■ PROMPT: Give the entries again, word for word.

■ PROVIDED RECORDS:

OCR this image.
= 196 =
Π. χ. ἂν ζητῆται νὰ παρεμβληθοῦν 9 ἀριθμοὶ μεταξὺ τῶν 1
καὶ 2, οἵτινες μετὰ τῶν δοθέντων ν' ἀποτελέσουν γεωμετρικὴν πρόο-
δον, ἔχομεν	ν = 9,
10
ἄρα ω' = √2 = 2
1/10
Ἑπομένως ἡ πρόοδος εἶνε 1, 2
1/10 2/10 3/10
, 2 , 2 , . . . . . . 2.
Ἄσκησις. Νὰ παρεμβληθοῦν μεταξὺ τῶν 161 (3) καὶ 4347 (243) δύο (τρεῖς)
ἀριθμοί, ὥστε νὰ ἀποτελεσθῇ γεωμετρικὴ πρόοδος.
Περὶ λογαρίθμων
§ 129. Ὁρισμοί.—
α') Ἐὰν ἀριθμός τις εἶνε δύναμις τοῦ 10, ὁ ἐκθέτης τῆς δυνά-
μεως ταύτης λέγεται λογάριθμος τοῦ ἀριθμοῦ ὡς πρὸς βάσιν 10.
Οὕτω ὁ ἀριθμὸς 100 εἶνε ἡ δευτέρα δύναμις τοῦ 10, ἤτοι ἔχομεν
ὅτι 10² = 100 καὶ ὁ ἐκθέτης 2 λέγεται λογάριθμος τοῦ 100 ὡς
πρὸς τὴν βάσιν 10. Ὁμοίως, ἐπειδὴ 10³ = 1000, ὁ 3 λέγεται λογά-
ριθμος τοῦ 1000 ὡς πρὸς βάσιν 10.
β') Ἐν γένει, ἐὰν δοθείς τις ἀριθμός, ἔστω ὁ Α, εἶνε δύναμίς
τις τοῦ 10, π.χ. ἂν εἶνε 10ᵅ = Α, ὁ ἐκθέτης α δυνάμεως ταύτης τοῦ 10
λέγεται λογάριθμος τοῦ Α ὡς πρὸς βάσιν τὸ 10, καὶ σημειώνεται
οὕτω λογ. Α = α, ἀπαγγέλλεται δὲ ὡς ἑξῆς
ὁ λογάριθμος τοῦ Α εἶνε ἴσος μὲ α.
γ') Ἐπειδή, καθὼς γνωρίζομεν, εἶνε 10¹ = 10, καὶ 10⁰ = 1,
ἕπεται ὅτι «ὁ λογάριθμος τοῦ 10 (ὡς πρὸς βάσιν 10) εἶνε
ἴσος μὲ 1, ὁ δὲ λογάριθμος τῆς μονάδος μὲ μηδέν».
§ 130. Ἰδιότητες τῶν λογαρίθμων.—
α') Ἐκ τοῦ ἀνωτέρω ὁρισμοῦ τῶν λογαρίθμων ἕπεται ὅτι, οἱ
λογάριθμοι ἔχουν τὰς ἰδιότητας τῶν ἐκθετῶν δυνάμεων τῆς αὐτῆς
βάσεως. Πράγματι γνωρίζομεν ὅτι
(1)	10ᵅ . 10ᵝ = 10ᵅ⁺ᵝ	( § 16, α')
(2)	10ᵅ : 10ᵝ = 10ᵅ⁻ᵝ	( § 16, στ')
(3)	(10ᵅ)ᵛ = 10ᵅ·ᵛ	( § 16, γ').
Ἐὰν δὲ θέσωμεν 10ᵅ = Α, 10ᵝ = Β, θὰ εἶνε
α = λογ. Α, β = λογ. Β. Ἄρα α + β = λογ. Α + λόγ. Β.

■ THE REPLY:
OCR this image.
= 196 =
Π. χ. ἂν ζητῆται νὰ παρεμβληθοῦν 9 ἀριθμοὶ μεταξὺ τῶν 1
καὶ 2, οἵτινες μετὰ τῶν δοθέντων ν' ἀποτελέσουν γεωμετρικὴν πρόο-
δον, ἔχομεν	ν = 9,
10
ἄρα ω' = √2 = 2
1/10
Ἑπομένως ἡ πρόοδος εἶνε 1, 2
1/10 2/10 3/10
, 2 , 2 , . . . . . . 2.
Ἄσκησις. Νὰ παρεμβληθοῦν μεταξὺ τῶν 161 (3) καὶ 4347 (243) δύο (τρεῖς)
ἀριθμοί, ὥστε νὰ ἀποτελεσθῇ γεωμετρικὴ πρόοδος.
Περὶ λογαρίθμων
§ 129. Ὁρισμοί.—
α') Ἐὰν ἀριθμός τις εἶνε δύναμις τοῦ 10, ὁ ἐκθέτης τῆς δυνά-
μεως ταύτης λέγεται λογάριθμος τοῦ ἀριθμοῦ ὡς πρὸς βάσιν 10.
Οὕτω ὁ ἀριθμὸς 100 εἶνε ἡ δευτέρα δύναμις τοῦ 10, ἤτοι ἔχομεν
ὅτι 10² = 100 καὶ ὁ ἐκθέτης 2 λέγεται λογάριθμος τοῦ 100 ὡς
πρὸς τὴν βάσιν 10. Ὁμοίως, ἐπειδὴ 10³ = 1000, ὁ 3 λέγεται λογά-
ριθμος τοῦ 1000 ὡς πρὸς βάσιν 10.
β') Ἐν γένει, ἐὰν δοθείς τις ἀριθμός, ἔστω ὁ Α, εἶνε δύναμίς
τις τοῦ 10, π.χ. ἂν εἶνε 10ᵅ = Α, ὁ ἐκθέτης α δυνάμεως ταύτης τοῦ 10
λέγεται λογάριθμος τοῦ Α ὡς πρὸς βάσιν τὸ 10, καὶ σημειώνεται
οὕτω λογ. Α = α, ἀπαγγέλλεται δὲ ὡς ἑξῆς
ὁ λογάριθμος τοῦ Α εἶνε ἴσος μὲ α.
γ') Ἐπειδή, καθὼς γνωρίζομεν, εἶνε 10¹ = 10, καὶ 10⁰ = 1,
ἕπεται ὅτι «ὁ λογάριθμος τοῦ 10 (ὡς πρὸς βάσιν 10) εἶνε
ἴσος μὲ 1, ὁ δὲ λογάριθμος τῆς μονάδος μὲ μηδέν».
§ 130. Ἰδιότητες τῶν λογαρίθμων.—
α') Ἐκ τοῦ ἀνωτέρω ὁρισμοῦ τῶν λογαρίθμων ἕπεται ὅτι, οἱ
λογάριθμοι ἔχουν τὰς ἰδιότητας τῶν ἐκθετῶν δυνάμεων τῆς αὐτῆς
βάσεως. Πράγματι γνωρίζομεν ὅτι
(1)	10ᵅ . 10ᵝ = 10ᵅ⁺ᵝ	( § 16, α')
(2)	10ᵅ : 10ᵝ = 10ᵅ⁻ᵝ	( § 16, στ')
(3)	(10ᵅ)ᵛ = 10ᵅ·ᵛ	( § 16, γ').
Ἐὰν δὲ θέσωμεν 10ᵅ = Α, 10ᵝ = Β, θὰ εἶνε
α = λογ. Α, β = λογ. Β. Ἄρα α + β = λογ. Α + λόγ. Β.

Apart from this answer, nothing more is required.